[WHAT IS ASKED]: Scan the material below for lines with the word "this" and report how many there are, with nothing added.

[EXCERPTED DATA]:
----------

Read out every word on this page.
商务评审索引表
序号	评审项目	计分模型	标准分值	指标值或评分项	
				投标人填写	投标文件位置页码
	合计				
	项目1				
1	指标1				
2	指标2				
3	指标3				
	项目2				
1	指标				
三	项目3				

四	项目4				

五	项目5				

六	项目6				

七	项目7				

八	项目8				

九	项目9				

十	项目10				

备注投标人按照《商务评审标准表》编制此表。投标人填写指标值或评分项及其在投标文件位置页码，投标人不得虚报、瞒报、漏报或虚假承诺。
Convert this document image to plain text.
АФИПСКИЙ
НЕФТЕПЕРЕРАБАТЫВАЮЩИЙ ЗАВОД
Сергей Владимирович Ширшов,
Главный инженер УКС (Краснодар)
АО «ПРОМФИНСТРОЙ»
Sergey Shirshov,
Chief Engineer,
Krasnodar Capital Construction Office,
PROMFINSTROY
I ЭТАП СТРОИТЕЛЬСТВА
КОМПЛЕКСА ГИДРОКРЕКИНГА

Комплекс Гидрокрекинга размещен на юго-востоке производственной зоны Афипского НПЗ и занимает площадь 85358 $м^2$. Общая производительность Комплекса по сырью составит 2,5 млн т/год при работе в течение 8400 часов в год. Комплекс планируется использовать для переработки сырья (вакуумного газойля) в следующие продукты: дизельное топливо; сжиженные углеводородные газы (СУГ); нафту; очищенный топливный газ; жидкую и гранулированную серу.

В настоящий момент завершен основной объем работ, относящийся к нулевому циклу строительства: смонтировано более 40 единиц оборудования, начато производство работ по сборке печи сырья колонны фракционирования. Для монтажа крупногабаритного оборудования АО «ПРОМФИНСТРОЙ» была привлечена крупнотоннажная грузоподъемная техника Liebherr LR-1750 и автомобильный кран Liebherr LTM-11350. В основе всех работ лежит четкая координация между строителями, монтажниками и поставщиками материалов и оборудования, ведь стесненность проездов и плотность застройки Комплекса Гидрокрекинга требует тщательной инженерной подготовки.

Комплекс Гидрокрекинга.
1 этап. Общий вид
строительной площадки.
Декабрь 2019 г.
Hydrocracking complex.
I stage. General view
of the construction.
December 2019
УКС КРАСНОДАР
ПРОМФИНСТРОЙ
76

----------

[WRITTEN SOLUTION]: 2